## DATASET CONTENT

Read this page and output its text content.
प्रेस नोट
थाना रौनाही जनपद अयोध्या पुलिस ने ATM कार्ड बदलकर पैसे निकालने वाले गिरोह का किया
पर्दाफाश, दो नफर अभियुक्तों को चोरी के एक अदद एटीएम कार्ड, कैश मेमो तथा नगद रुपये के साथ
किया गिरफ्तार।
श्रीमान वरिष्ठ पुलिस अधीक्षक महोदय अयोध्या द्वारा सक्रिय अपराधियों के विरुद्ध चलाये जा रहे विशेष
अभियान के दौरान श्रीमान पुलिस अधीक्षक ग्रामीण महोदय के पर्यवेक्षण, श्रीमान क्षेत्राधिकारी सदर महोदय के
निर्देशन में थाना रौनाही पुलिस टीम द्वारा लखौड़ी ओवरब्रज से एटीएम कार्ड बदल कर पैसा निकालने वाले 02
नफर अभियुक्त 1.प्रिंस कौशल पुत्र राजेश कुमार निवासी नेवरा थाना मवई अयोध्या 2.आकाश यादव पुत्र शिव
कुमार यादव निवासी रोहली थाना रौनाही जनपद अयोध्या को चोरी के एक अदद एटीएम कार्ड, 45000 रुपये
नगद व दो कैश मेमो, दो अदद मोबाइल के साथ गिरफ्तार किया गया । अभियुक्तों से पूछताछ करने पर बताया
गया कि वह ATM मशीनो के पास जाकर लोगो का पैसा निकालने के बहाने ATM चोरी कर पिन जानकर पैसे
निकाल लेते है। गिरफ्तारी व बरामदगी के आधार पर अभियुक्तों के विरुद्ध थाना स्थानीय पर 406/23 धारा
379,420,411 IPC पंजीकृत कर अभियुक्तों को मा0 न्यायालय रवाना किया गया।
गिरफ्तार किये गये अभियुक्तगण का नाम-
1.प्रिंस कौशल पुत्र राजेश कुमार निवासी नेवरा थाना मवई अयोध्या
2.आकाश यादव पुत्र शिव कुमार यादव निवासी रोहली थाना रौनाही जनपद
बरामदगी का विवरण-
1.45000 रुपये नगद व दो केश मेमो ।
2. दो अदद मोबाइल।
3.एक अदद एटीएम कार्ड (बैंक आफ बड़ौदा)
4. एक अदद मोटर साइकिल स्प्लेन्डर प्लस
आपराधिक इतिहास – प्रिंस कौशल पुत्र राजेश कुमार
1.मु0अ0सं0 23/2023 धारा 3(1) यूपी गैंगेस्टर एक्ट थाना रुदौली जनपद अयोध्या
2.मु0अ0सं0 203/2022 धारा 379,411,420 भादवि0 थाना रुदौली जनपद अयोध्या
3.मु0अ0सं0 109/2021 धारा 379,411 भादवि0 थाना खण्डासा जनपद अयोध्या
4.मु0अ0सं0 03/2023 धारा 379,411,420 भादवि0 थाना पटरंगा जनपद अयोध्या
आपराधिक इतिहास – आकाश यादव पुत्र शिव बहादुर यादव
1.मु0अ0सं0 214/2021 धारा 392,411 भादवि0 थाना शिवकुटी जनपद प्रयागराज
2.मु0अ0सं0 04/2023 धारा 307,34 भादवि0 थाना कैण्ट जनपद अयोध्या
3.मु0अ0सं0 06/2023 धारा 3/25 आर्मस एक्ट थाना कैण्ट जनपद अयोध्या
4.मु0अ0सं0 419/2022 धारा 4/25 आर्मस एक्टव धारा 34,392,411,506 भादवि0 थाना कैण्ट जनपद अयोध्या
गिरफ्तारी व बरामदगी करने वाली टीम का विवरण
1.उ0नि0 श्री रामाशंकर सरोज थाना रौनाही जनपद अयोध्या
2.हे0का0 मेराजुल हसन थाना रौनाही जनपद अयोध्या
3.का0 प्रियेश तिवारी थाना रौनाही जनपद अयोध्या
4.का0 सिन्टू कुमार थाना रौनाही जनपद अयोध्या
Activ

---

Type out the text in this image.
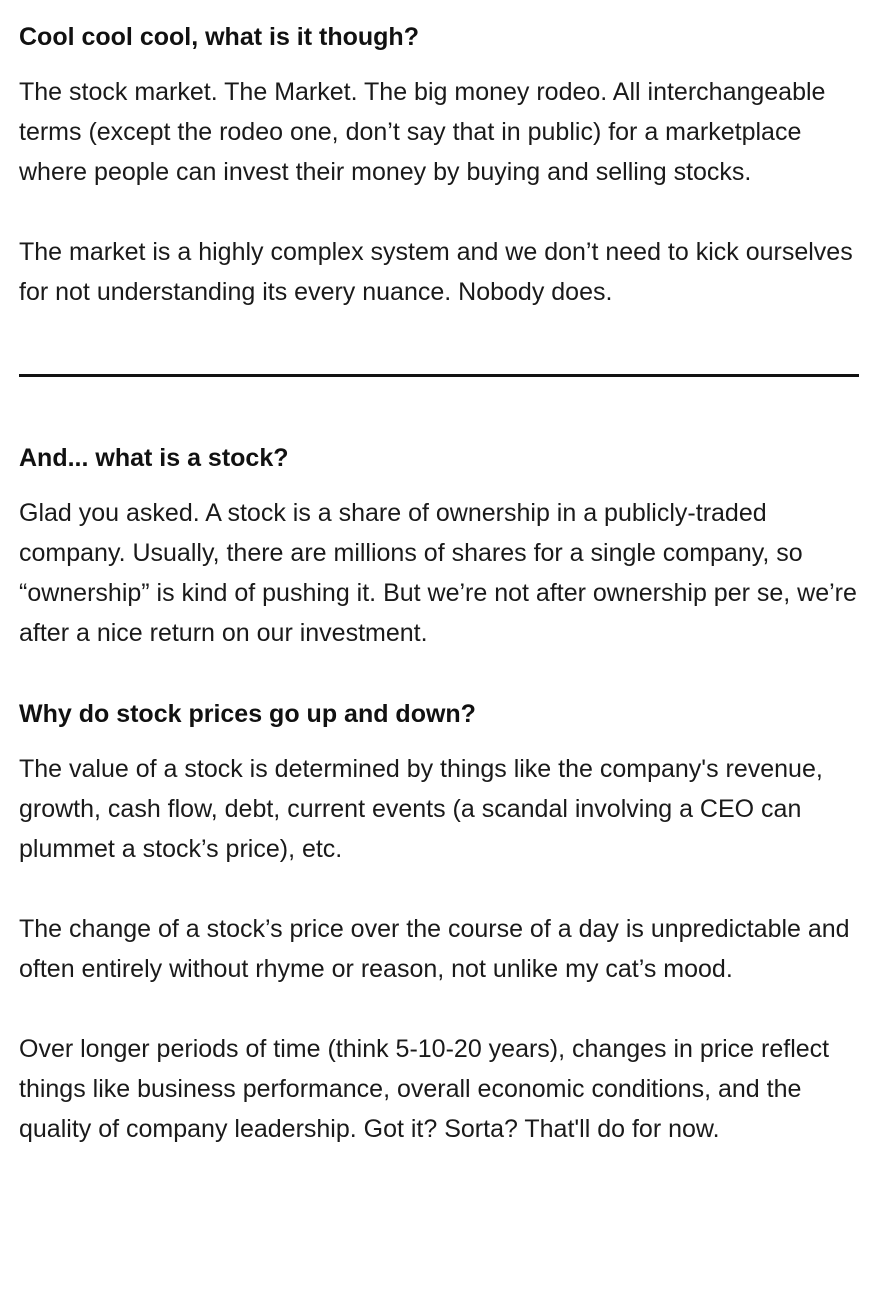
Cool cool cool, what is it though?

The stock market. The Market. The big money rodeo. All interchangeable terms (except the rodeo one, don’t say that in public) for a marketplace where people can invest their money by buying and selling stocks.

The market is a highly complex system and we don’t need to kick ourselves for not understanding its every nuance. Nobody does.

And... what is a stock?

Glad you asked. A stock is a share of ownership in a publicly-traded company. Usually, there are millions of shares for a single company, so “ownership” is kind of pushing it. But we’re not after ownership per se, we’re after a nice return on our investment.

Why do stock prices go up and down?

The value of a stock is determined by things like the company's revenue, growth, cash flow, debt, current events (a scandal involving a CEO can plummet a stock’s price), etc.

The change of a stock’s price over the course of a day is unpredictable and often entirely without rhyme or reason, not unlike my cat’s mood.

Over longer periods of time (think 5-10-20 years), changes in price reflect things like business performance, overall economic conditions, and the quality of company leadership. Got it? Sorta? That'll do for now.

## WORK INSTRUCTIONS
Locate all lines in the listing above with the word "company". Copy them.

## FULL SOLUTION
Glad you asked. A stock is a share of ownership in a publicly-traded company. Usually, there are millions of shares for a single company, so “ownership” is kind of pushing it. But we’re not after ownership per se, we’re after a nice return on our investment.
The value of a stock is determined by things like the company's revenue, growth, cash flow, debt, current events (a scandal involving a CEO can plummet a stock’s price), etc.
Over longer periods of time (think 5-10-20 years), changes in price reflect things like business performance, overall economic conditions, and the quality of company leadership. Got it? Sorta? That'll do for now.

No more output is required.